> _Short problem_: Count how many lines of the material hold "timestamp". Respond with that number alone.

Records from a data source

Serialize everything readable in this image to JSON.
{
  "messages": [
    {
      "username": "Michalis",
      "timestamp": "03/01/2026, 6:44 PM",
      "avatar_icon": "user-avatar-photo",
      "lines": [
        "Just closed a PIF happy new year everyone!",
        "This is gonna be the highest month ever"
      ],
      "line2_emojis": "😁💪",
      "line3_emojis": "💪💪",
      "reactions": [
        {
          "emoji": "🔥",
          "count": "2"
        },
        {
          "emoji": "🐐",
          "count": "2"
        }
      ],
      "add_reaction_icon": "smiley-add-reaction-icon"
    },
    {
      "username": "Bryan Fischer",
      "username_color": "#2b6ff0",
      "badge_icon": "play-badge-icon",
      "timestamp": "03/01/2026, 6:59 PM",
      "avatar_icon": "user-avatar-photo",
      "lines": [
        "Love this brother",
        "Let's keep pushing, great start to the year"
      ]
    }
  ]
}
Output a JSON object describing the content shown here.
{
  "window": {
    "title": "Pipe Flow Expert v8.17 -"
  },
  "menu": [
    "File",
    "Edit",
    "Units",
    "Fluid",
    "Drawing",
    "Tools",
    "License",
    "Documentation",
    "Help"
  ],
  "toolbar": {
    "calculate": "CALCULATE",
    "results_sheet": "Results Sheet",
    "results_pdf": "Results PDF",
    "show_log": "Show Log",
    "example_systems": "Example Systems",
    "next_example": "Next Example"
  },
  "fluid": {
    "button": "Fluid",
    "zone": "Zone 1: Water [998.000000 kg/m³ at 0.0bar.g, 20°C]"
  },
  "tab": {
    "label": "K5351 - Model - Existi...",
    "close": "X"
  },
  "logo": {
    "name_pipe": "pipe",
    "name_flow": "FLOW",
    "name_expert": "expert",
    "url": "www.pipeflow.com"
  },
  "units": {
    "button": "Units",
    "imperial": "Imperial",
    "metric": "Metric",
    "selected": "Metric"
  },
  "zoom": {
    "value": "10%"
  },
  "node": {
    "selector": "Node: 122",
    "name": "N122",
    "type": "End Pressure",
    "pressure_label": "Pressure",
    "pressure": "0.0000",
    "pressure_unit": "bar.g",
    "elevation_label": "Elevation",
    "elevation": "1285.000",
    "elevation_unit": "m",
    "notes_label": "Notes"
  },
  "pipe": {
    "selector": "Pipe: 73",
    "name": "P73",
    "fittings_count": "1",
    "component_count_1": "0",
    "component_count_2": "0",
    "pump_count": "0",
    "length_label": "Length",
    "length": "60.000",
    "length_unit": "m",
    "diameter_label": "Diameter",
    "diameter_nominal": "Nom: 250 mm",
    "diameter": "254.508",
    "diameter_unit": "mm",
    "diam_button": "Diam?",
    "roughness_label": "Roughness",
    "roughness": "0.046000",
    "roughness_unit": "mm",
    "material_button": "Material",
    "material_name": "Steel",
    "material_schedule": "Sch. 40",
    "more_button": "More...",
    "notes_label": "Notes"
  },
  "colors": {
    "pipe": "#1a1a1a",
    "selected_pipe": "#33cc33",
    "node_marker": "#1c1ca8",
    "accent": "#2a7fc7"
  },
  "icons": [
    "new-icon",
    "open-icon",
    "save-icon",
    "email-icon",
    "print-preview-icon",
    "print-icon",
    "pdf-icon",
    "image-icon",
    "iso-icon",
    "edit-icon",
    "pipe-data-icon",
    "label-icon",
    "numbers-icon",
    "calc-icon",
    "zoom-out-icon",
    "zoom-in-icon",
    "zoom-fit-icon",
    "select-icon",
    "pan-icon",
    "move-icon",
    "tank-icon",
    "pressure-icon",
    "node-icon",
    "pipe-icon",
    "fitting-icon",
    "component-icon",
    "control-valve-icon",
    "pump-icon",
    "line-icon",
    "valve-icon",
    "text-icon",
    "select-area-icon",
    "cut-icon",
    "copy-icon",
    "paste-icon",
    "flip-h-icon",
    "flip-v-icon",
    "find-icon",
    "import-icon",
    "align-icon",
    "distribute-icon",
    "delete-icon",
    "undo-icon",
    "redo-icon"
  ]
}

> _Final answer_: 2